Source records
____
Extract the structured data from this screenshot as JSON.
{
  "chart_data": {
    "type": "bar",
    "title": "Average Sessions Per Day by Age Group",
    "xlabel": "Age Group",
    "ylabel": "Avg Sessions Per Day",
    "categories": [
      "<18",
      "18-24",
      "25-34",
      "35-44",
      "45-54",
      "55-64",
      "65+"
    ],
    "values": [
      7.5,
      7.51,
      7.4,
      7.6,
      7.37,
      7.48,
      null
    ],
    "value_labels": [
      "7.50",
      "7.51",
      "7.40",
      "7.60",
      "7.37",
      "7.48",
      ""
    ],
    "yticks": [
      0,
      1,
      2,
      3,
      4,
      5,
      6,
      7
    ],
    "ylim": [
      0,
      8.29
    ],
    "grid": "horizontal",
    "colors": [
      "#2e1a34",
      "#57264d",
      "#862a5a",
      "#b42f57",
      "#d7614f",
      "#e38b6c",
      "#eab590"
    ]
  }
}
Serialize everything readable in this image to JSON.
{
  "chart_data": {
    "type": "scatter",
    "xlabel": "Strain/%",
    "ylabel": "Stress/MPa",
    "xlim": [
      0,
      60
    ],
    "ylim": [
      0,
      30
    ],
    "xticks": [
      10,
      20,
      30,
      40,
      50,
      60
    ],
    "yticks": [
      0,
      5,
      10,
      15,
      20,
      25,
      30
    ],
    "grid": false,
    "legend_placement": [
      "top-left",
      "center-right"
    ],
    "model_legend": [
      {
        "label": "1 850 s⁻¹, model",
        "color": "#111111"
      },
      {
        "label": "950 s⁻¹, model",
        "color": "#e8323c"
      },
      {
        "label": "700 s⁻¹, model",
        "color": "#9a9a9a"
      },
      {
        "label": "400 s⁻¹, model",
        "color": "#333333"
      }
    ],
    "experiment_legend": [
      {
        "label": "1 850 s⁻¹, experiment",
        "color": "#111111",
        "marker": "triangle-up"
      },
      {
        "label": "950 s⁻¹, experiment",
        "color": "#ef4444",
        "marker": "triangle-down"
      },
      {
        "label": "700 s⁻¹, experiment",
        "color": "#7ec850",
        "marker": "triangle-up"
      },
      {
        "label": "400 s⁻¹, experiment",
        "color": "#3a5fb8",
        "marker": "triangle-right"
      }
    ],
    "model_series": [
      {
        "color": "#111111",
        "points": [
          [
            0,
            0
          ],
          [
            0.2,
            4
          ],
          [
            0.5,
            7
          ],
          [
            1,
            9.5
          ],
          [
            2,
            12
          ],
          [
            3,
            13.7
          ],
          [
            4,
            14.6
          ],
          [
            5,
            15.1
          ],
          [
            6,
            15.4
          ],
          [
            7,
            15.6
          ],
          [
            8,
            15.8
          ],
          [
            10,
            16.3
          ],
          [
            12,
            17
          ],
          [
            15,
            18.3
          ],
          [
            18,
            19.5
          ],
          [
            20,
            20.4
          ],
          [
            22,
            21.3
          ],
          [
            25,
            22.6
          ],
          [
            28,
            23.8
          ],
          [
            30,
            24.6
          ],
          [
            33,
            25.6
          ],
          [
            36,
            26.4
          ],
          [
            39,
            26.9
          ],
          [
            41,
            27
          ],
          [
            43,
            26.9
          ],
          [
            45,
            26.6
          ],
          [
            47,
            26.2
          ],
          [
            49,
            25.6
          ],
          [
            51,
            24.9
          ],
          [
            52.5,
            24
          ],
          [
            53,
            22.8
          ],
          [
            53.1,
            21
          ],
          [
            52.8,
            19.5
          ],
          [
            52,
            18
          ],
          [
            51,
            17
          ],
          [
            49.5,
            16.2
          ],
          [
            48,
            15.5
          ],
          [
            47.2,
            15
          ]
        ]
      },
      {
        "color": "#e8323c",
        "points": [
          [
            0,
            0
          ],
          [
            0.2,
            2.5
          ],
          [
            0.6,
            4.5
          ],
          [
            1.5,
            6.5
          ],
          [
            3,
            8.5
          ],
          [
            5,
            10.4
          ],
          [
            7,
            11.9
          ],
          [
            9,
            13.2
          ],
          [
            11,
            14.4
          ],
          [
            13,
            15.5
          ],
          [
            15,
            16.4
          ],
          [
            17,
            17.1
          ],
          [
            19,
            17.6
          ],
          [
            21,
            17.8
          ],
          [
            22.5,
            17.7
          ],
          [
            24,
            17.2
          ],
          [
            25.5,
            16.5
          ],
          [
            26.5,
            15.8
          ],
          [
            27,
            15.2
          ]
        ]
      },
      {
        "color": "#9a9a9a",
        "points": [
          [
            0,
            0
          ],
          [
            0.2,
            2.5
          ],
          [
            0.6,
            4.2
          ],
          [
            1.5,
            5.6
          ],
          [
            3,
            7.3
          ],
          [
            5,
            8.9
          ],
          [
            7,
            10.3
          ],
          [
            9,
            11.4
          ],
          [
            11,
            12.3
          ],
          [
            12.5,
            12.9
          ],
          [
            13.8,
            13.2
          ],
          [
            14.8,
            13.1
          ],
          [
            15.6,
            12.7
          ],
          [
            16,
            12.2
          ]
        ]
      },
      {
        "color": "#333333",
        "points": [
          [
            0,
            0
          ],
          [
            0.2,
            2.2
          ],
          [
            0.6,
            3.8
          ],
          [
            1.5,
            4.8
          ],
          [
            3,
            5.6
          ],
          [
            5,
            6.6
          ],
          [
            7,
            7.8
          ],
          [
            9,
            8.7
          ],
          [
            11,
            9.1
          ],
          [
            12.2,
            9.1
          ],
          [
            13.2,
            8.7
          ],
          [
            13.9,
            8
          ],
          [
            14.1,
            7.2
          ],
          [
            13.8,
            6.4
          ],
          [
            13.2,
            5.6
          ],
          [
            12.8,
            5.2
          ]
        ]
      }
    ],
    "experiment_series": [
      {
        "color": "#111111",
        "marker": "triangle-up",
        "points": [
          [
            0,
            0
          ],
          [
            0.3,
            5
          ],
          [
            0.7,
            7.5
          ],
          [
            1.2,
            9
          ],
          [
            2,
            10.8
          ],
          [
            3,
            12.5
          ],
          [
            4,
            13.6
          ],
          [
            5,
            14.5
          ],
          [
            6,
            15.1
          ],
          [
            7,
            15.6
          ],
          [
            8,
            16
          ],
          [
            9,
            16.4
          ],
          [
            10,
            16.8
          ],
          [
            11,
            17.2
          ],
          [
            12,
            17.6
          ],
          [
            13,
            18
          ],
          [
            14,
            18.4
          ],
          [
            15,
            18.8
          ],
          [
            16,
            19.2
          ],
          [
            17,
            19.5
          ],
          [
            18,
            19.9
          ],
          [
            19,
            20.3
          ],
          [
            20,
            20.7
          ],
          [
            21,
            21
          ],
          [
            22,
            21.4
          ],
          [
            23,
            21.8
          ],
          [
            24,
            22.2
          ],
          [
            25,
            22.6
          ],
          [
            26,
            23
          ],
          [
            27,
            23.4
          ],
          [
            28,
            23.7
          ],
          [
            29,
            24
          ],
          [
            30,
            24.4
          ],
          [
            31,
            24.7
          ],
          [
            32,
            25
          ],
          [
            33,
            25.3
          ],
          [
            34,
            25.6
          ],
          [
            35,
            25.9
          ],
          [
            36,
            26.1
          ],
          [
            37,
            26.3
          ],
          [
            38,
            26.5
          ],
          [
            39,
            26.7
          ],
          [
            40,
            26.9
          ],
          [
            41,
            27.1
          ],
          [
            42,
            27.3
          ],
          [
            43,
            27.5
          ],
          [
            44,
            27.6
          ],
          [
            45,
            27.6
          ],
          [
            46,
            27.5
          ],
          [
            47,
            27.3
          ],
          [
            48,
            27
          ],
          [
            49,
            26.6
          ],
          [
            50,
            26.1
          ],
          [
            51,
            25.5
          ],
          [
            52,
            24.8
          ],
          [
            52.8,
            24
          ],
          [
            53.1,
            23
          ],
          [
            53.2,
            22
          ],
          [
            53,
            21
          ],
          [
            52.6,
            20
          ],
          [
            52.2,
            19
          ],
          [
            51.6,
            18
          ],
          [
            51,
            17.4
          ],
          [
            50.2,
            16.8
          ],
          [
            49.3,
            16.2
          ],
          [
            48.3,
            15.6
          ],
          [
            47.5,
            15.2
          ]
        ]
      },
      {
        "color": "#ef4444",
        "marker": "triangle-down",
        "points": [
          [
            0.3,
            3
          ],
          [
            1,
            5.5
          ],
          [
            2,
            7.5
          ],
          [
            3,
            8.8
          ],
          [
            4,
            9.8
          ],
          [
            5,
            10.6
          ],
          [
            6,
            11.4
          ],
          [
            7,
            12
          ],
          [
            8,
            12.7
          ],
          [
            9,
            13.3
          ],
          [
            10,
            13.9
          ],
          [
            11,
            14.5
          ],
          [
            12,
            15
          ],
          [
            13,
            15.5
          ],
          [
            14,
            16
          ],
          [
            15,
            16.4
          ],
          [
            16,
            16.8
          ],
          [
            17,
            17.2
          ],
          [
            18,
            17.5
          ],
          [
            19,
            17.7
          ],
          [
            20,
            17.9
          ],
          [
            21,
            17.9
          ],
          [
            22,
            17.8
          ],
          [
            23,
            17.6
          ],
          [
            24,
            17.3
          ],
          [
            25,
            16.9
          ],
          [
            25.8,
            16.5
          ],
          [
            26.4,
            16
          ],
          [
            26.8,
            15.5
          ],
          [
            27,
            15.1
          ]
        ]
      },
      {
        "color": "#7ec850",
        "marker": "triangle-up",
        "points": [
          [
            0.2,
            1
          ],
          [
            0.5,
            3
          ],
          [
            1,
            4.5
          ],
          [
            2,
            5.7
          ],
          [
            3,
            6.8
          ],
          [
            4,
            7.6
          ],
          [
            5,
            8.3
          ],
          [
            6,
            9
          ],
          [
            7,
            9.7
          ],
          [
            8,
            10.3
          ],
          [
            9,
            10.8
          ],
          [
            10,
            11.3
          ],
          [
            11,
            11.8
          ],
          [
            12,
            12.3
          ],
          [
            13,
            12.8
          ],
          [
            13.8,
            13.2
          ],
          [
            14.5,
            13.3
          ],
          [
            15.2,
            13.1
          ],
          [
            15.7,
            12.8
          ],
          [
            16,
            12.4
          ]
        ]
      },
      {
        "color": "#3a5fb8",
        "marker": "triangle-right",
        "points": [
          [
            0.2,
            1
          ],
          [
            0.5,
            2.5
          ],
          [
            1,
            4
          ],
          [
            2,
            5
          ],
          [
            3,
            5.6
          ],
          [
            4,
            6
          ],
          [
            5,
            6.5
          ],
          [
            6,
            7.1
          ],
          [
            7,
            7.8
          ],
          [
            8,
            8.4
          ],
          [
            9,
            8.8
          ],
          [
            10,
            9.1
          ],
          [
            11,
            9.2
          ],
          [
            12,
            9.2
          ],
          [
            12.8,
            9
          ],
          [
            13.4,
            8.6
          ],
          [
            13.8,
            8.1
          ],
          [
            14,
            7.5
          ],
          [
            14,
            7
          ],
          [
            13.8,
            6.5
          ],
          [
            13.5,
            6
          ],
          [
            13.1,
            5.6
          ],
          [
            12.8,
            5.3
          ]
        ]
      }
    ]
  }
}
____
## Goal
Copy every single line of the material above that holds "marker".

## Exercise response
        "marker": "triangle-up"
        "marker": "triangle-down"
        "marker": "triangle-up"
        "marker": "triangle-right"
        "marker": "triangle-up",
        "marker": "triangle-down",
        "marker": "triangle-up",
        "marker": "triangle-right",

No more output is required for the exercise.